**SET TASK:** Every line from the one containing "Decode this image" through the end of the listing below must be given again exactly, and nothing else; exclude pictures.

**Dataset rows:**
* start *

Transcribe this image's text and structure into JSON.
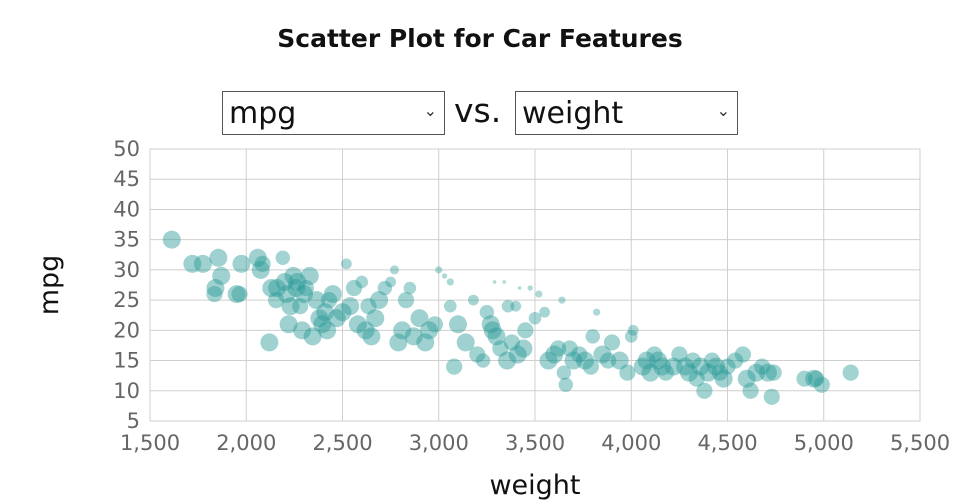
{
  "title": "Scatter Plot for Car Features",
  "controls": {
    "y_select": "mpg",
    "x_select": "weight",
    "vs": "vs."
  },
  "colors": {
    "point": "#2a9a96",
    "grid": "#cfcfcf",
    "tick": "#666666"
  },
  "chart_data": {
    "type": "scatter",
    "xlabel": "weight",
    "ylabel": "mpg",
    "xlim": [
      1500,
      5500
    ],
    "ylim": [
      5,
      50
    ],
    "x_ticks": [
      "1,500",
      "2,000",
      "2,500",
      "3,000",
      "3,500",
      "4,000",
      "4,500",
      "5,000",
      "5,500"
    ],
    "y_ticks": [
      "5",
      "10",
      "15",
      "20",
      "25",
      "30",
      "35",
      "40",
      "45",
      "50"
    ],
    "grid": true,
    "points": [
      [
        1613,
        35,
        1.0
      ],
      [
        1720,
        31,
        1.0
      ],
      [
        1775,
        31,
        1.0
      ],
      [
        1835,
        26,
        0.9
      ],
      [
        1840,
        27,
        1.0
      ],
      [
        1855,
        32,
        1.0
      ],
      [
        1870,
        29,
        1.0
      ],
      [
        1950,
        26,
        1.0
      ],
      [
        1965,
        26,
        0.9
      ],
      [
        1975,
        31,
        1.0
      ],
      [
        2060,
        32,
        1.0
      ],
      [
        2075,
        30,
        1.0
      ],
      [
        2085,
        31,
        0.9
      ],
      [
        2130,
        27,
        1.0
      ],
      [
        2120,
        18,
        1.0
      ],
      [
        2155,
        25,
        0.9
      ],
      [
        2160,
        27,
        1.0
      ],
      [
        2190,
        32,
        0.8
      ],
      [
        2200,
        28,
        1.0
      ],
      [
        2210,
        26,
        1.0
      ],
      [
        2220,
        21,
        1.0
      ],
      [
        2230,
        24,
        1.0
      ],
      [
        2245,
        29,
        1.0
      ],
      [
        2260,
        27,
        1.0
      ],
      [
        2265,
        28,
        1.0
      ],
      [
        2280,
        24,
        0.9
      ],
      [
        2290,
        20,
        1.0
      ],
      [
        2300,
        26,
        1.0
      ],
      [
        2310,
        27,
        0.9
      ],
      [
        2330,
        29,
        1.0
      ],
      [
        2345,
        19,
        1.0
      ],
      [
        2365,
        25,
        1.0
      ],
      [
        2380,
        22,
        1.0
      ],
      [
        2395,
        21,
        1.0
      ],
      [
        2410,
        23,
        1.0
      ],
      [
        2420,
        20,
        1.0
      ],
      [
        2430,
        25,
        0.9
      ],
      [
        2450,
        26,
        1.0
      ],
      [
        2470,
        22,
        1.0
      ],
      [
        2500,
        23,
        1.0
      ],
      [
        2520,
        31,
        0.6
      ],
      [
        2540,
        24,
        1.0
      ],
      [
        2560,
        27,
        0.9
      ],
      [
        2580,
        21,
        1.0
      ],
      [
        2600,
        28,
        0.7
      ],
      [
        2620,
        20,
        1.0
      ],
      [
        2635,
        24,
        0.9
      ],
      [
        2650,
        19,
        1.0
      ],
      [
        2670,
        22,
        1.0
      ],
      [
        2690,
        25,
        1.0
      ],
      [
        2720,
        27,
        0.8
      ],
      [
        2750,
        28,
        0.6
      ],
      [
        2770,
        30,
        0.5
      ],
      [
        2790,
        18,
        1.0
      ],
      [
        2810,
        20,
        1.0
      ],
      [
        2830,
        25,
        0.9
      ],
      [
        2850,
        27,
        0.7
      ],
      [
        2870,
        19,
        1.0
      ],
      [
        2900,
        22,
        1.0
      ],
      [
        2930,
        18,
        1.0
      ],
      [
        2950,
        20,
        1.0
      ],
      [
        2980,
        21,
        0.9
      ],
      [
        3000,
        30,
        0.4
      ],
      [
        3030,
        29,
        0.3
      ],
      [
        3060,
        28,
        0.4
      ],
      [
        3060,
        24,
        0.7
      ],
      [
        3080,
        14,
        0.9
      ],
      [
        3100,
        21,
        1.0
      ],
      [
        3140,
        18,
        1.0
      ],
      [
        3180,
        25,
        0.6
      ],
      [
        3200,
        16,
        0.9
      ],
      [
        3230,
        15,
        0.8
      ],
      [
        3250,
        23,
        0.8
      ],
      [
        3270,
        21,
        1.0
      ],
      [
        3280,
        20,
        1.0
      ],
      [
        3290,
        28,
        0.2
      ],
      [
        3300,
        19,
        1.0
      ],
      [
        3320,
        17,
        0.9
      ],
      [
        3340,
        28,
        0.2
      ],
      [
        3355,
        15,
        1.0
      ],
      [
        3360,
        24,
        0.7
      ],
      [
        3380,
        18,
        0.9
      ],
      [
        3400,
        24,
        0.6
      ],
      [
        3410,
        16,
        1.0
      ],
      [
        3420,
        27,
        0.2
      ],
      [
        3440,
        17,
        1.0
      ],
      [
        3450,
        20,
        0.9
      ],
      [
        3475,
        27,
        0.3
      ],
      [
        3500,
        22,
        0.7
      ],
      [
        3520,
        26,
        0.4
      ],
      [
        3550,
        23,
        0.6
      ],
      [
        3570,
        15,
        1.0
      ],
      [
        3600,
        16,
        1.0
      ],
      [
        3620,
        17,
        0.9
      ],
      [
        3640,
        25,
        0.4
      ],
      [
        3650,
        13,
        0.8
      ],
      [
        3660,
        11,
        0.8
      ],
      [
        3680,
        17,
        0.9
      ],
      [
        3700,
        15,
        1.0
      ],
      [
        3730,
        16,
        0.9
      ],
      [
        3760,
        15,
        1.0
      ],
      [
        3790,
        14,
        0.9
      ],
      [
        3800,
        19,
        0.8
      ],
      [
        3820,
        23,
        0.4
      ],
      [
        3850,
        16,
        1.0
      ],
      [
        3880,
        15,
        0.9
      ],
      [
        3900,
        18,
        0.9
      ],
      [
        3940,
        15,
        1.0
      ],
      [
        3980,
        13,
        0.9
      ],
      [
        4000,
        19,
        0.7
      ],
      [
        4010,
        20,
        0.6
      ],
      [
        4060,
        14,
        1.0
      ],
      [
        4080,
        15,
        1.0
      ],
      [
        4100,
        13,
        1.0
      ],
      [
        4120,
        16,
        0.9
      ],
      [
        4140,
        15,
        1.0
      ],
      [
        4160,
        14,
        1.0
      ],
      [
        4180,
        13,
        0.9
      ],
      [
        4220,
        14,
        1.0
      ],
      [
        4250,
        16,
        0.9
      ],
      [
        4280,
        14,
        1.0
      ],
      [
        4300,
        13,
        1.0
      ],
      [
        4320,
        15,
        0.9
      ],
      [
        4340,
        12,
        0.9
      ],
      [
        4360,
        14,
        1.0
      ],
      [
        4380,
        10,
        0.9
      ],
      [
        4400,
        13,
        1.0
      ],
      [
        4420,
        15,
        0.9
      ],
      [
        4440,
        14,
        1.0
      ],
      [
        4460,
        13,
        0.9
      ],
      [
        4480,
        12,
        1.0
      ],
      [
        4500,
        14,
        0.9
      ],
      [
        4540,
        15,
        0.9
      ],
      [
        4580,
        16,
        0.9
      ],
      [
        4600,
        12,
        1.0
      ],
      [
        4620,
        10,
        0.9
      ],
      [
        4650,
        13,
        1.0
      ],
      [
        4680,
        14,
        0.9
      ],
      [
        4710,
        13,
        1.0
      ],
      [
        4730,
        9,
        0.9
      ],
      [
        4740,
        13,
        0.9
      ],
      [
        4900,
        12,
        0.9
      ],
      [
        4950,
        12,
        1.0
      ],
      [
        4960,
        12,
        0.9
      ],
      [
        4990,
        11,
        0.9
      ],
      [
        5140,
        13,
        0.9
      ]
    ]
  }
}
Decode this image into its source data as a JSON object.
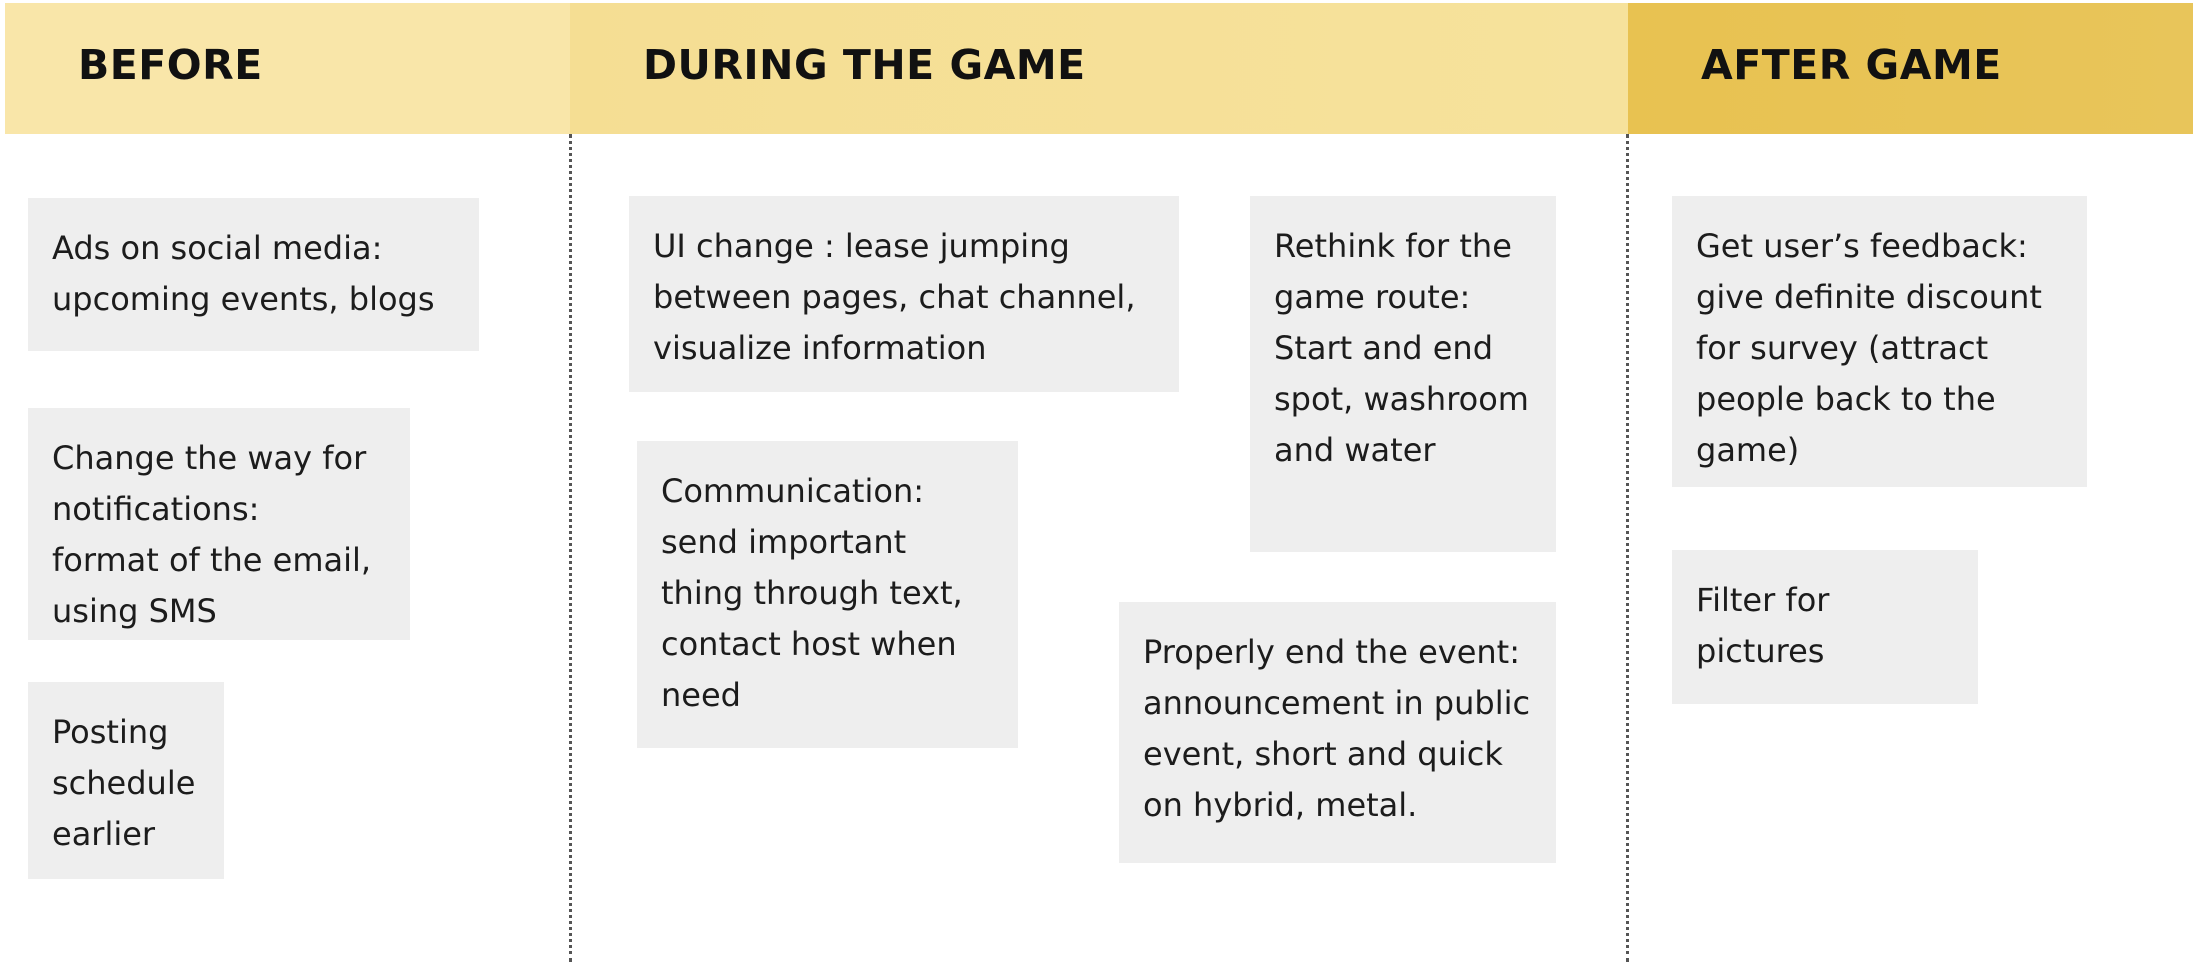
{
  "headers": {
    "before": "BEFORE",
    "during": "DURING THE GAME",
    "after": "AFTER GAME"
  },
  "notes": {
    "before_ads": "Ads on social media:\nupcoming events, blogs",
    "before_notifications": "Change the way for\nnotifications:\nformat of the email,\nusing SMS",
    "before_posting": "Posting\nschedule\nearlier",
    "during_ui": "UI change : lease jumping\nbetween pages, chat channel,\nvisualize information",
    "during_communication": "Communication:\nsend important\nthing through text,\ncontact host when\nneed",
    "during_route": "Rethink for the\ngame route:\nStart and end\nspot, washroom\nand water",
    "during_end": "Properly end the event:\nannouncement in public\nevent, short and quick\non hybrid, metal.",
    "after_feedback": "Get user’s feedback:\ngive definite discount\nfor survey (attract\npeople back to the\ngame)",
    "after_filter": "Filter for\npictures"
  },
  "colors": {
    "before_header": "#f9e6a9",
    "during_header": "#f5de93",
    "after_header": "#e8c251",
    "note_background": "#eeeeee"
  }
}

* end *

**ANSWER IN FULL:**
Decode this image into its source data as a JSON object.
{
  "headers": {
    "before": "BEFORE",
    "during": "DURING THE GAME",
    "after": "AFTER GAME"
  },
  "notes": {
    "before_ads": "Ads on social media:\nupcoming events, blogs",
    "before_notifications": "Change the way for\nnotifications:\nformat of the email,\nusing SMS",
    "before_posting": "Posting\nschedule\nearlier",
    "during_ui": "UI change : lease jumping\nbetween pages, chat channel,\nvisualize information",
    "during_communication": "Communication:\nsend important\nthing through text,\ncontact host when\nneed",
    "during_route": "Rethink for the\ngame route:\nStart and end\nspot, washroom\nand water",
    "during_end": "Properly end the event:\nannouncement in public\nevent, short and quick\non hybrid, metal.",
    "after_feedback": "Get user’s feedback:\ngive definite discount\nfor survey (attract\npeople back to the\ngame)",
    "after_filter": "Filter for\npictures"
  },
  "colors": {
    "before_header": "#f9e6a9",
    "during_header": "#f5de93",
    "after_header": "#e8c251",
    "note_background": "#eeeeee"
  }
}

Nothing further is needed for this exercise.